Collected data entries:
"""
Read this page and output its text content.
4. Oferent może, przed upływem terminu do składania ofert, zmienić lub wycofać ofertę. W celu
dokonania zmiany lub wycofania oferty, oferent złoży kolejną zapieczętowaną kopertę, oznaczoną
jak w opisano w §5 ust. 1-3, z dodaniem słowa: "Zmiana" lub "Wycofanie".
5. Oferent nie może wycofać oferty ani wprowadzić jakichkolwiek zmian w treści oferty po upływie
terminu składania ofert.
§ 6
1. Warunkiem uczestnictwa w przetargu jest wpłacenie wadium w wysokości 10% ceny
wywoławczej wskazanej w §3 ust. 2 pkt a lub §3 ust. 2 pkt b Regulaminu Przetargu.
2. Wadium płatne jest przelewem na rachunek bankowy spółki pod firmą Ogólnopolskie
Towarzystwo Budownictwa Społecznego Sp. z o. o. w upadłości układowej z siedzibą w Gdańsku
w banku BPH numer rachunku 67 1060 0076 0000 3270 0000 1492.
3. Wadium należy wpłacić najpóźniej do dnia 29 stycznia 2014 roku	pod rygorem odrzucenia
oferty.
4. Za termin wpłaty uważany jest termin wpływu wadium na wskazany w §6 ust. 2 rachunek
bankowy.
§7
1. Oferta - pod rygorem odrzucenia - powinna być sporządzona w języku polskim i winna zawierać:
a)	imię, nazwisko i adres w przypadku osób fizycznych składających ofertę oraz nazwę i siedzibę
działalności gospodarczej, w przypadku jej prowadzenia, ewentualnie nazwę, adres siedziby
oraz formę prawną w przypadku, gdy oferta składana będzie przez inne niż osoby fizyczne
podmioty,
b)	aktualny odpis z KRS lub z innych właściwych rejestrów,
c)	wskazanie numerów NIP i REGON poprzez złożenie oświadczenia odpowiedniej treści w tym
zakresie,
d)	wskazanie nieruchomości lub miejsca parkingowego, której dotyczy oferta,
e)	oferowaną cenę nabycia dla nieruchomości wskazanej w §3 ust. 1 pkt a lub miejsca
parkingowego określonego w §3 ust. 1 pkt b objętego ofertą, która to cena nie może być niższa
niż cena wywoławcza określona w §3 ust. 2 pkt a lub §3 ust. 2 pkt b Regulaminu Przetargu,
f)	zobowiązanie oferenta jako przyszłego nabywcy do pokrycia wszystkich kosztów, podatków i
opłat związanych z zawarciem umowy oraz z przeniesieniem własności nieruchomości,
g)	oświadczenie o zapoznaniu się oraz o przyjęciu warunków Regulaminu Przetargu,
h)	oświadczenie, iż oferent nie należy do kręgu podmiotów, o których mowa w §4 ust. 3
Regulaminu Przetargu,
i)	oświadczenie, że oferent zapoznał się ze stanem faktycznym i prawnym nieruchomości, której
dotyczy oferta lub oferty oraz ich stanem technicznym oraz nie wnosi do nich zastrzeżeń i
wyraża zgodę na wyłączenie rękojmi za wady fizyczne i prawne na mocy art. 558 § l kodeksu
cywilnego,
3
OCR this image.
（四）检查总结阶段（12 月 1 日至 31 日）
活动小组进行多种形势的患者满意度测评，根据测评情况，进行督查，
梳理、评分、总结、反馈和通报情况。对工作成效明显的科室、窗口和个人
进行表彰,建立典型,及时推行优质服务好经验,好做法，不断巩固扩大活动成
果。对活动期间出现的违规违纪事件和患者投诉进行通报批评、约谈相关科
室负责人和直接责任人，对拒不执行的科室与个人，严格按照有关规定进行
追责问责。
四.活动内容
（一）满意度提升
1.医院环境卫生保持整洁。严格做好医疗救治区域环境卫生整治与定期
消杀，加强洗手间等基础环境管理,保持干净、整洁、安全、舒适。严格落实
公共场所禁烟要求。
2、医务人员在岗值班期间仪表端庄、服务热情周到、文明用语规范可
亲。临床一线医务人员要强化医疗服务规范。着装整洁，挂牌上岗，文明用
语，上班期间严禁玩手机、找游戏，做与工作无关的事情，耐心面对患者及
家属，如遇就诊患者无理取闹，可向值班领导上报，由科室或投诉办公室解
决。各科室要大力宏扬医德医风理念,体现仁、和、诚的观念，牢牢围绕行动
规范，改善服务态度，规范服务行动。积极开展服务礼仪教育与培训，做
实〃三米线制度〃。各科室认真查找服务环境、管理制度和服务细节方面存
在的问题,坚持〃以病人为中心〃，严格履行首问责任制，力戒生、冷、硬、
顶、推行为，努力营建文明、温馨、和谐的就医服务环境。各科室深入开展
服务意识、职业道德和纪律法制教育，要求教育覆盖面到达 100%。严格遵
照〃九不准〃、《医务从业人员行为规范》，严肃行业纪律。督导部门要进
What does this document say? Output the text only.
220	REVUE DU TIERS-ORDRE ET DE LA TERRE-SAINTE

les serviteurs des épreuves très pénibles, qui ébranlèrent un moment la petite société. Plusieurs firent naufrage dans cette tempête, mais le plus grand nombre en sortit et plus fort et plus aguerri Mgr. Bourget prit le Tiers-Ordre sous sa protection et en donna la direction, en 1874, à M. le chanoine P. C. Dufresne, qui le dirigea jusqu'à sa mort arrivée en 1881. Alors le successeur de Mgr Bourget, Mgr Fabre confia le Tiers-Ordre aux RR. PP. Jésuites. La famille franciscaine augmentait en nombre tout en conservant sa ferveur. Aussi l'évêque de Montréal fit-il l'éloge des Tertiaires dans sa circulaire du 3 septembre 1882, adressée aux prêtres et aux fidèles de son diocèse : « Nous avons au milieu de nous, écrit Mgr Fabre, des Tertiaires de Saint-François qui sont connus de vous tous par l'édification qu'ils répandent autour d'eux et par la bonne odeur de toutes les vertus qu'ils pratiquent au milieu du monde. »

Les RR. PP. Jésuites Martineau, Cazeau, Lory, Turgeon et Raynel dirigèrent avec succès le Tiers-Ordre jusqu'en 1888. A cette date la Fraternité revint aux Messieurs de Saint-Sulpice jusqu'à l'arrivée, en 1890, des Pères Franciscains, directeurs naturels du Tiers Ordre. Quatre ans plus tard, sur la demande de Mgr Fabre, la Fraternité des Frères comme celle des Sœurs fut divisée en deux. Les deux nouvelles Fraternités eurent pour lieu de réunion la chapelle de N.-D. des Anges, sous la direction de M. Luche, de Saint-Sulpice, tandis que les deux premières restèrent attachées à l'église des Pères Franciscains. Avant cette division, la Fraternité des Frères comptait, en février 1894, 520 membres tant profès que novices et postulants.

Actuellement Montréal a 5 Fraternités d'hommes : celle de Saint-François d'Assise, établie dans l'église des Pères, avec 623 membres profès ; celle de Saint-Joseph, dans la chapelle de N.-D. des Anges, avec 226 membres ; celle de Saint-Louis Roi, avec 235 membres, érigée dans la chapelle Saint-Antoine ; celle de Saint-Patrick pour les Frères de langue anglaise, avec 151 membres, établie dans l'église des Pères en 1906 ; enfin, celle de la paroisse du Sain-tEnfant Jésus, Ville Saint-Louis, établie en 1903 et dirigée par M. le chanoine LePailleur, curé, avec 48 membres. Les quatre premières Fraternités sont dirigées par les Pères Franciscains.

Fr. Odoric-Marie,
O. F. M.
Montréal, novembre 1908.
"""
Restate each record word for word.

### SOLUTION TO THE PROBLEM
Read this page and output its text content.
4. Oferent może, przed upływem terminu do składania ofert, zmienić lub wycofać ofertę. W celu
dokonania zmiany lub wycofania oferty, oferent złoży kolejną zapieczętowaną kopertę, oznaczoną
jak w opisano w §5 ust. 1-3, z dodaniem słowa: "Zmiana" lub "Wycofanie".
5. Oferent nie może wycofać oferty ani wprowadzić jakichkolwiek zmian w treści oferty po upływie
terminu składania ofert.
§ 6
1. Warunkiem uczestnictwa w przetargu jest wpłacenie wadium w wysokości 10% ceny
wywoławczej wskazanej w §3 ust. 2 pkt a lub §3 ust. 2 pkt b Regulaminu Przetargu.
2. Wadium płatne jest przelewem na rachunek bankowy spółki pod firmą Ogólnopolskie
Towarzystwo Budownictwa Społecznego Sp. z o. o. w upadłości układowej z siedzibą w Gdańsku
w banku BPH numer rachunku 67 1060 0076 0000 3270 0000 1492.
3. Wadium należy wpłacić najpóźniej do dnia 29 stycznia 2014 roku	pod rygorem odrzucenia
oferty.
4. Za termin wpłaty uważany jest termin wpływu wadium na wskazany w §6 ust. 2 rachunek
bankowy.
§7
1. Oferta - pod rygorem odrzucenia - powinna być sporządzona w języku polskim i winna zawierać:
a)	imię, nazwisko i adres w przypadku osób fizycznych składających ofertę oraz nazwę i siedzibę
działalności gospodarczej, w przypadku jej prowadzenia, ewentualnie nazwę, adres siedziby
oraz formę prawną w przypadku, gdy oferta składana będzie przez inne niż osoby fizyczne
podmioty,
b)	aktualny odpis z KRS lub z innych właściwych rejestrów,
c)	wskazanie numerów NIP i REGON poprzez złożenie oświadczenia odpowiedniej treści w tym
zakresie,
d)	wskazanie nieruchomości lub miejsca parkingowego, której dotyczy oferta,
e)	oferowaną cenę nabycia dla nieruchomości wskazanej w §3 ust. 1 pkt a lub miejsca
parkingowego określonego w §3 ust. 1 pkt b objętego ofertą, która to cena nie może być niższa
niż cena wywoławcza określona w §3 ust. 2 pkt a lub §3 ust. 2 pkt b Regulaminu Przetargu,
f)	zobowiązanie oferenta jako przyszłego nabywcy do pokrycia wszystkich kosztów, podatków i
opłat związanych z zawarciem umowy oraz z przeniesieniem własności nieruchomości,
g)	oświadczenie o zapoznaniu się oraz o przyjęciu warunków Regulaminu Przetargu,
h)	oświadczenie, iż oferent nie należy do kręgu podmiotów, o których mowa w §4 ust. 3
Regulaminu Przetargu,
i)	oświadczenie, że oferent zapoznał się ze stanem faktycznym i prawnym nieruchomości, której
dotyczy oferta lub oferty oraz ich stanem technicznym oraz nie wnosi do nich zastrzeżeń i
wyraża zgodę na wyłączenie rękojmi za wady fizyczne i prawne na mocy art. 558 § l kodeksu
cywilnego,
3
OCR this image.
（四）检查总结阶段（12 月 1 日至 31 日）
活动小组进行多种形势的患者满意度测评，根据测评情况，进行督查，
梳理、评分、总结、反馈和通报情况。对工作成效明显的科室、窗口和个人
进行表彰,建立典型,及时推行优质服务好经验,好做法，不断巩固扩大活动成
果。对活动期间出现的违规违纪事件和患者投诉进行通报批评、约谈相关科
室负责人和直接责任人，对拒不执行的科室与个人，严格按照有关规定进行
追责问责。
四.活动内容
（一）满意度提升
1.医院环境卫生保持整洁。严格做好医疗救治区域环境卫生整治与定期
消杀，加强洗手间等基础环境管理,保持干净、整洁、安全、舒适。严格落实
公共场所禁烟要求。
2、医务人员在岗值班期间仪表端庄、服务热情周到、文明用语规范可
亲。临床一线医务人员要强化医疗服务规范。着装整洁，挂牌上岗，文明用
语，上班期间严禁玩手机、找游戏，做与工作无关的事情，耐心面对患者及
家属，如遇就诊患者无理取闹，可向值班领导上报，由科室或投诉办公室解
决。各科室要大力宏扬医德医风理念,体现仁、和、诚的观念，牢牢围绕行动
规范，改善服务态度，规范服务行动。积极开展服务礼仪教育与培训，做
实〃三米线制度〃。各科室认真查找服务环境、管理制度和服务细节方面存
在的问题,坚持〃以病人为中心〃，严格履行首问责任制，力戒生、冷、硬、
顶、推行为，努力营建文明、温馨、和谐的就医服务环境。各科室深入开展
服务意识、职业道德和纪律法制教育，要求教育覆盖面到达 100%。严格遵
照〃九不准〃、《医务从业人员行为规范》，严肃行业纪律。督导部门要进
What does this document say? Output the text only.
220	REVUE DU TIERS-ORDRE ET DE LA TERRE-SAINTE

les serviteurs des épreuves très pénibles, qui ébranlèrent un moment la petite société. Plusieurs firent naufrage dans cette tempête, mais le plus grand nombre en sortit et plus fort et plus aguerri Mgr. Bourget prit le Tiers-Ordre sous sa protection et en donna la direction, en 1874, à M. le chanoine P. C. Dufresne, qui le dirigea jusqu'à sa mort arrivée en 1881. Alors le successeur de Mgr Bourget, Mgr Fabre confia le Tiers-Ordre aux RR. PP. Jésuites. La famille franciscaine augmentait en nombre tout en conservant sa ferveur. Aussi l'évêque de Montréal fit-il l'éloge des Tertiaires dans sa circulaire du 3 septembre 1882, adressée aux prêtres et aux fidèles de son diocèse : « Nous avons au milieu de nous, écrit Mgr Fabre, des Tertiaires de Saint-François qui sont connus de vous tous par l'édification qu'ils répandent autour d'eux et par la bonne odeur de toutes les vertus qu'ils pratiquent au milieu du monde. »

Les RR. PP. Jésuites Martineau, Cazeau, Lory, Turgeon et Raynel dirigèrent avec succès le Tiers-Ordre jusqu'en 1888. A cette date la Fraternité revint aux Messieurs de Saint-Sulpice jusqu'à l'arrivée, en 1890, des Pères Franciscains, directeurs naturels du Tiers Ordre. Quatre ans plus tard, sur la demande de Mgr Fabre, la Fraternité des Frères comme celle des Sœurs fut divisée en deux. Les deux nouvelles Fraternités eurent pour lieu de réunion la chapelle de N.-D. des Anges, sous la direction de M. Luche, de Saint-Sulpice, tandis que les deux premières restèrent attachées à l'église des Pères Franciscains. Avant cette division, la Fraternité des Frères comptait, en février 1894, 520 membres tant profès que novices et postulants.

Actuellement Montréal a 5 Fraternités d'hommes : celle de Saint-François d'Assise, établie dans l'église des Pères, avec 623 membres profès ; celle de Saint-Joseph, dans la chapelle de N.-D. des Anges, avec 226 membres ; celle de Saint-Louis Roi, avec 235 membres, érigée dans la chapelle Saint-Antoine ; celle de Saint-Patrick pour les Frères de langue anglaise, avec 151 membres, établie dans l'église des Pères en 1906 ; enfin, celle de la paroisse du Sain-tEnfant Jésus, Ville Saint-Louis, établie en 1903 et dirigée par M. le chanoine LePailleur, curé, avec 48 membres. Les quatre premières Fraternités sont dirigées par les Pères Franciscains.

Fr. Odoric-Marie,
O. F. M.
Montréal, novembre 1908.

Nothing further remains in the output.